Stated problem - Find each line containing the string "JSON". Copy it.

Data to use -
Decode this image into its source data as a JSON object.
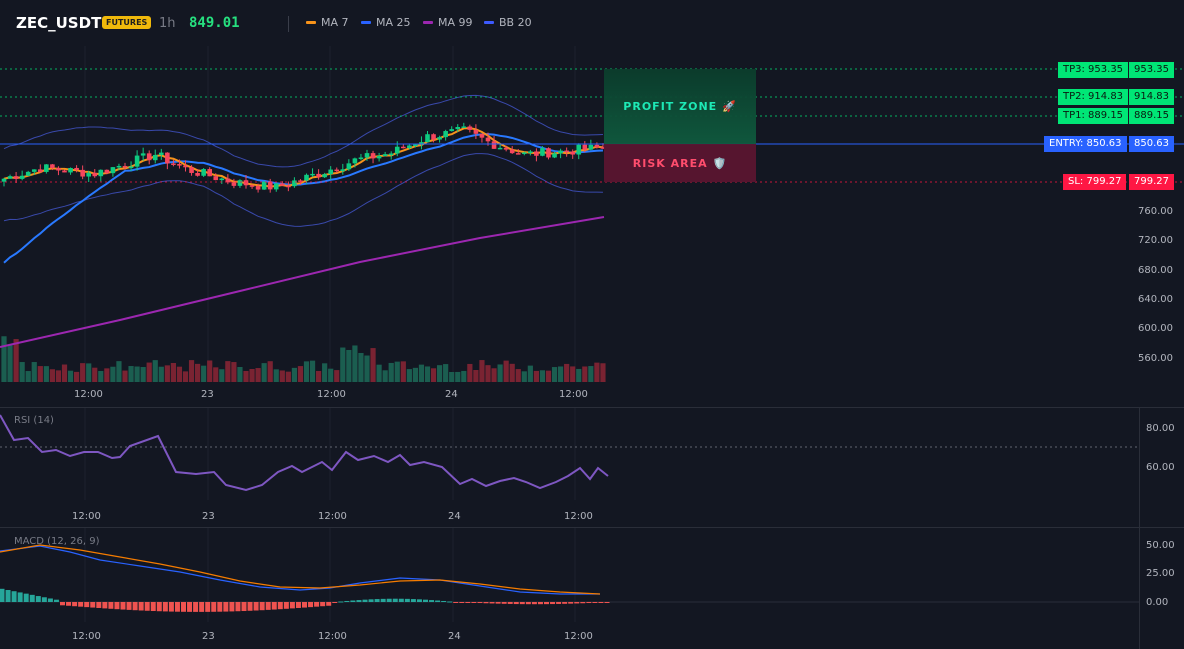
{
  "header": {
    "symbol": "ZEC_USDT",
    "badge": "FUTURES",
    "timeframe": "1h",
    "price": "849.01",
    "indicators": [
      {
        "label": "MA 7",
        "color": "#f7931a"
      },
      {
        "label": "MA 25",
        "color": "#2962ff"
      },
      {
        "label": "MA 99",
        "color": "#9c27b0"
      },
      {
        "label": "BB 20",
        "color": "#3d5afe"
      }
    ]
  },
  "levels": {
    "tp3": {
      "label": "TP3: 953.35",
      "price": "953.35"
    },
    "tp2": {
      "label": "TP2: 914.83",
      "price": "914.83"
    },
    "tp1": {
      "label": "TP1: 889.15",
      "price": "889.15"
    },
    "entry": {
      "label": "ENTRY: 850.63",
      "price": "850.63"
    },
    "sl": {
      "label": "SL: 799.27",
      "price": "799.27"
    }
  },
  "zones": {
    "profit": "PROFIT ZONE 🚀",
    "risk": "RISK AREA 🛡️"
  },
  "price_axis": [
    "760.00",
    "720.00",
    "680.00",
    "640.00",
    "600.00",
    "560.00"
  ],
  "time_axis": [
    "12:00",
    "23",
    "12:00",
    "24",
    "12:00"
  ],
  "rsi": {
    "title": "RSI (14)",
    "axis": [
      "80.00",
      "60.00"
    ]
  },
  "macd": {
    "title": "MACD (12, 26, 9)",
    "axis": [
      "50.00",
      "25.00",
      "0.00"
    ]
  },
  "colors": {
    "up": "#26a69a",
    "up_bright": "#0ecb81",
    "down": "#f6465d",
    "tp": "#00e676",
    "entry": "#2962ff",
    "sl": "#ff1744",
    "rsi": "#7e57c2",
    "macd": "#2962ff",
    "signal": "#f57c00"
  }
}
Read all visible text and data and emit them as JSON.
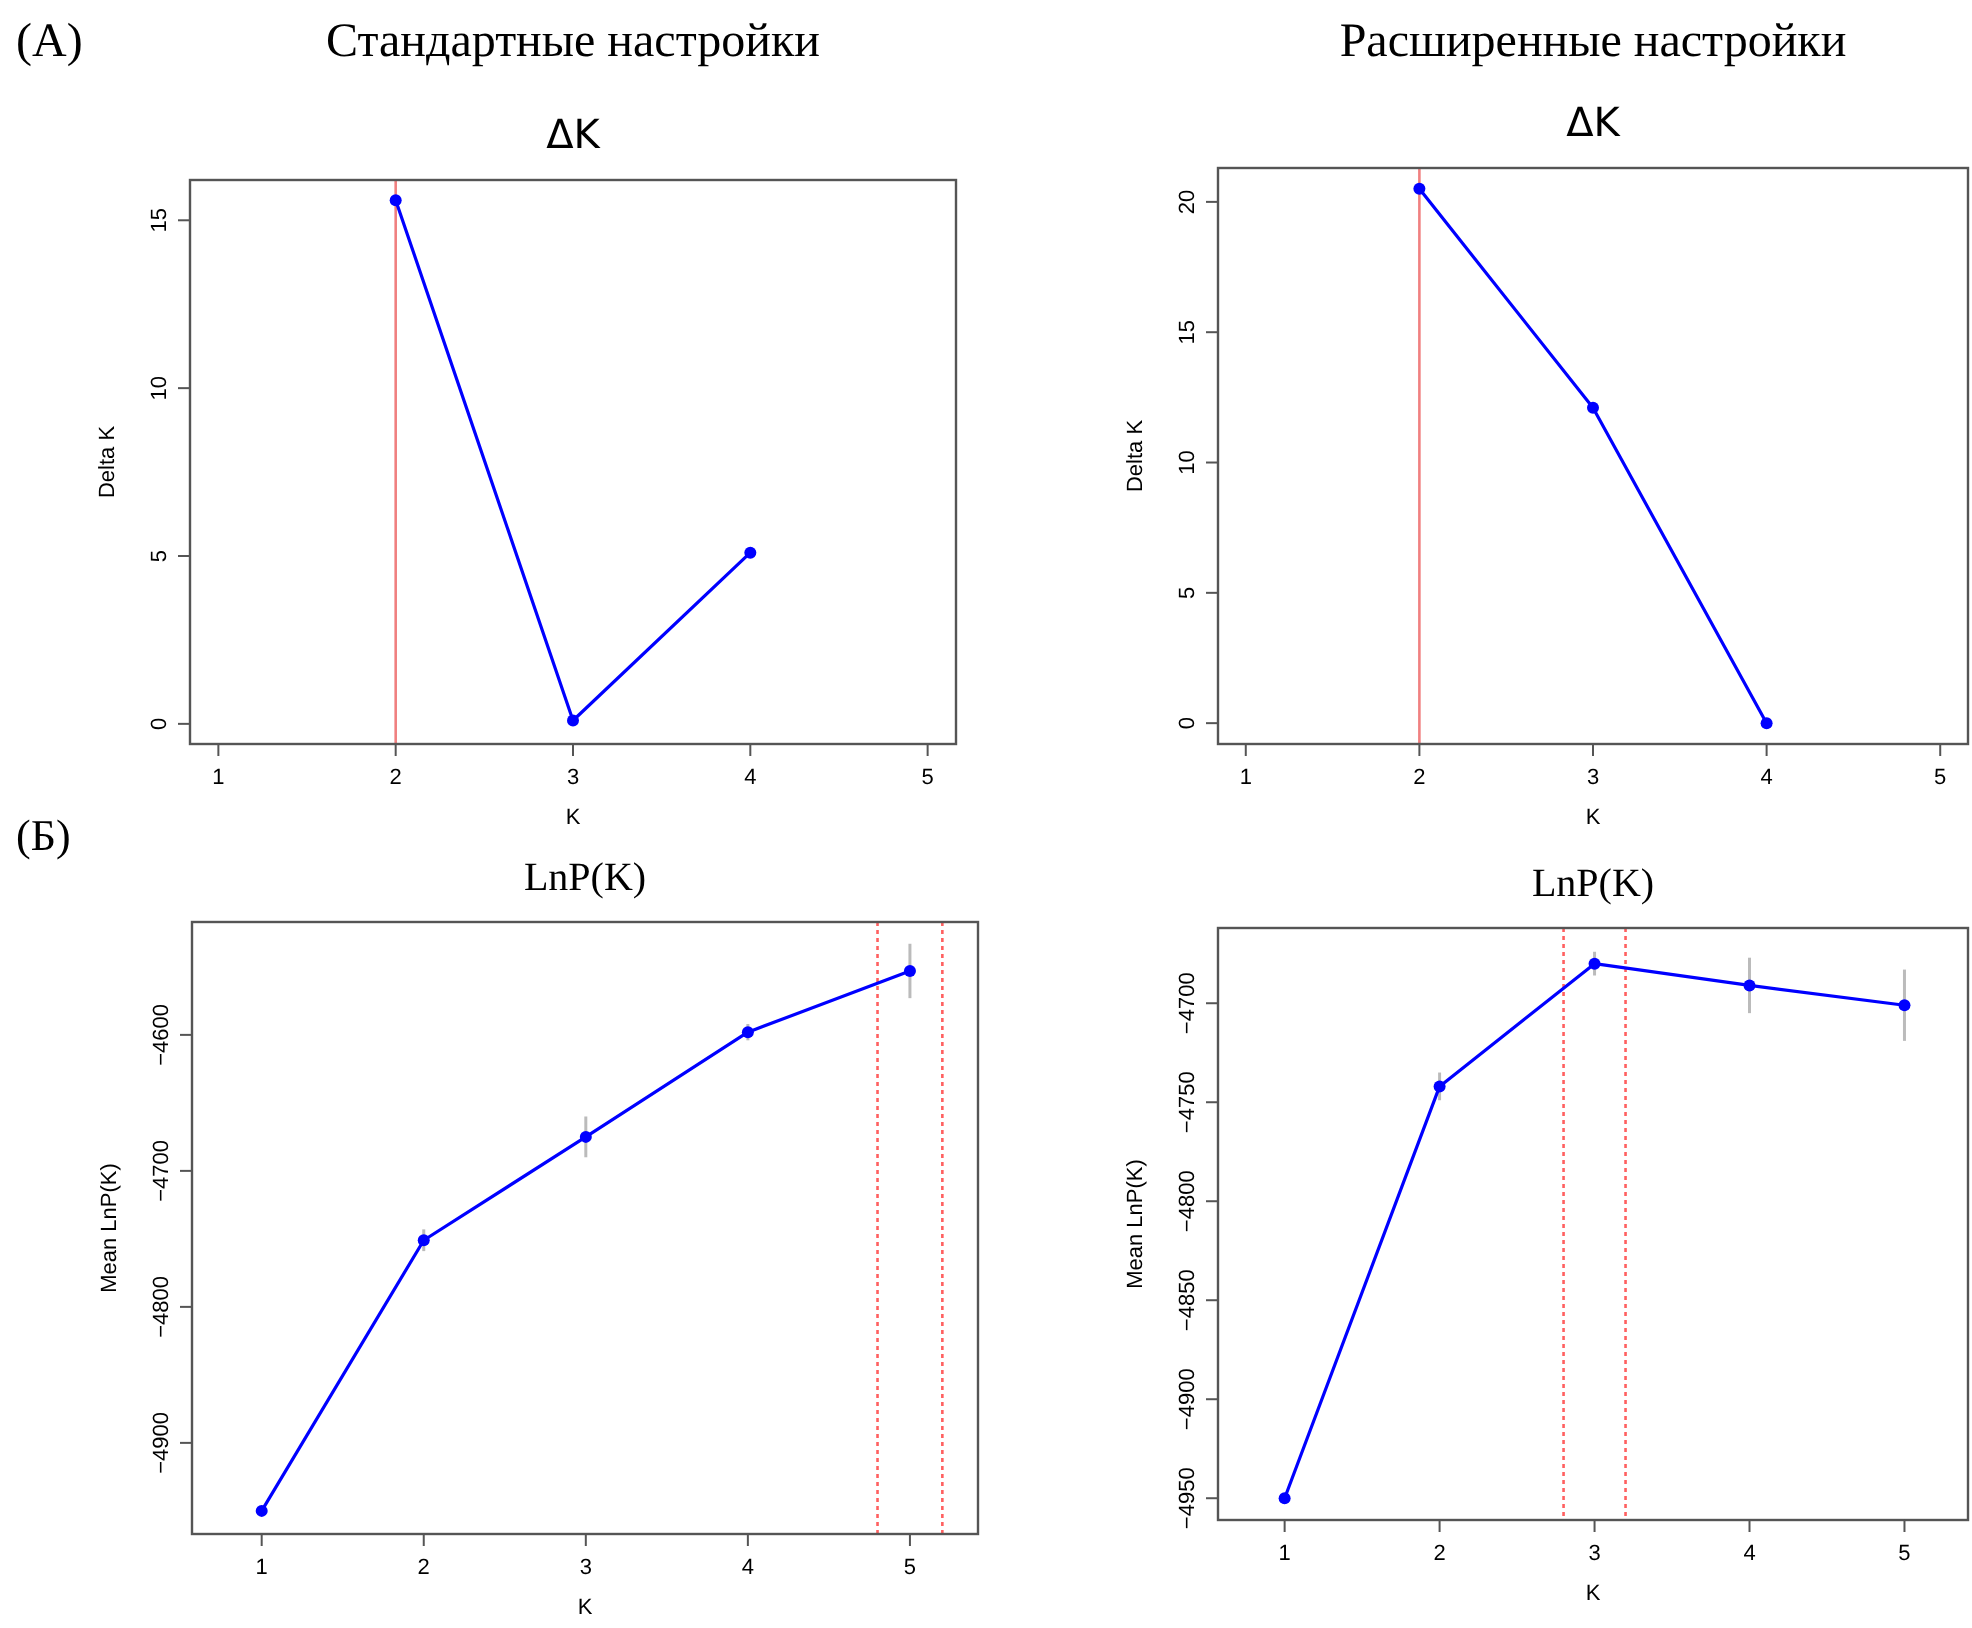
{
  "chart_data": [
    {
      "type": "line",
      "title": "ΔK",
      "annotations": [
        "(А)",
        "Стандартные настройки"
      ],
      "xlabel": "K",
      "ylabel": "Delta K",
      "x": [
        2,
        3,
        4
      ],
      "values": [
        15.6,
        0.1,
        5.1
      ],
      "color": "#0000ff",
      "marker": "circle",
      "xlim": [
        0.84,
        5.16
      ],
      "xticks": [
        1,
        2,
        3,
        4,
        5
      ],
      "ylim": [
        -0.6,
        16.2
      ],
      "yticks": [
        0,
        5,
        10,
        15
      ],
      "ref_lines": [
        {
          "axis": "x",
          "value": 2,
          "color": "#f08080",
          "line_style": "solid"
        }
      ]
    },
    {
      "type": "line",
      "title": "ΔK",
      "annotations": [
        "Расширенные настройки"
      ],
      "xlabel": "K",
      "ylabel": "Delta K",
      "x": [
        2,
        3,
        4
      ],
      "values": [
        20.5,
        12.1,
        0
      ],
      "color": "#0000ff",
      "marker": "circle",
      "xlim": [
        0.84,
        5.16
      ],
      "xticks": [
        1,
        2,
        3,
        4,
        5
      ],
      "ylim": [
        -0.8,
        21.3
      ],
      "yticks": [
        0,
        5,
        10,
        15,
        20
      ],
      "ref_lines": [
        {
          "axis": "x",
          "value": 2,
          "color": "#f08080",
          "line_style": "solid"
        }
      ]
    },
    {
      "type": "line",
      "title": "LnP(K)",
      "annotations": [
        "(Б)"
      ],
      "xlabel": "K",
      "ylabel": "Mean LnP(K)",
      "x": [
        1,
        2,
        3,
        4,
        5
      ],
      "values": [
        -4950,
        -4751,
        -4675,
        -4598,
        -4553
      ],
      "errors": [
        null,
        8,
        15,
        6,
        20
      ],
      "color": "#0000ff",
      "marker": "circle",
      "xlim": [
        0.57,
        5.42
      ],
      "xticks": [
        1,
        2,
        3,
        4,
        5
      ],
      "ylim": [
        -4967,
        -4517
      ],
      "yticks": [
        -4900,
        -4800,
        -4700,
        -4600
      ],
      "ref_lines": [
        {
          "axis": "x",
          "value": 4.8,
          "color": "#ff6060",
          "line_style": "dotted"
        },
        {
          "axis": "x",
          "value": 5.2,
          "color": "#ff6060",
          "line_style": "dotted"
        }
      ]
    },
    {
      "type": "line",
      "title": "LnP(K)",
      "xlabel": "K",
      "ylabel": "Mean LnP(K)",
      "x": [
        1,
        2,
        3,
        4,
        5
      ],
      "values": [
        -4950,
        -4742,
        -4680,
        -4691,
        -4701
      ],
      "errors": [
        null,
        7,
        6,
        14,
        18
      ],
      "color": "#0000ff",
      "marker": "circle",
      "xlim": [
        0.57,
        5.41
      ],
      "xticks": [
        1,
        2,
        3,
        4,
        5
      ],
      "ylim": [
        -4961,
        -4662
      ],
      "yticks": [
        -4950,
        -4900,
        -4850,
        -4800,
        -4750,
        -4700
      ],
      "ref_lines": [
        {
          "axis": "x",
          "value": 2.8,
          "color": "#ff6060",
          "line_style": "dotted"
        },
        {
          "axis": "x",
          "value": 3.2,
          "color": "#ff6060",
          "line_style": "dotted"
        }
      ]
    }
  ]
}
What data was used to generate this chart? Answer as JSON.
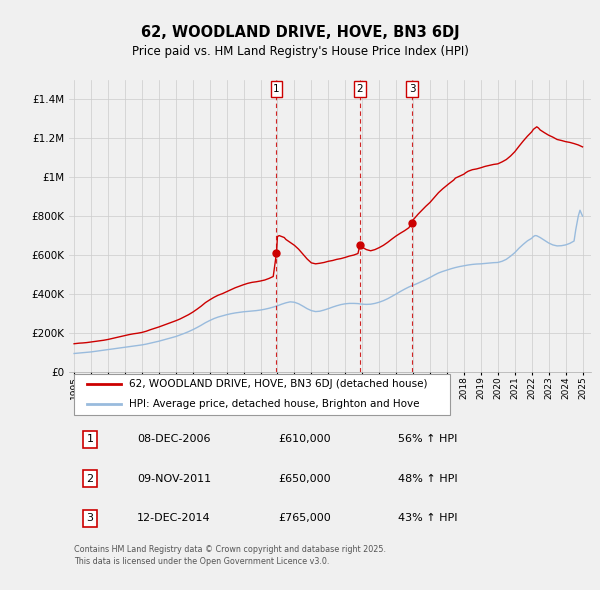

Output for this exercise -
Decode this image into its source data as a JSON object.
Read all visible text and data and emit them as JSON.
What data was used to generate this chart? Answer as JSON.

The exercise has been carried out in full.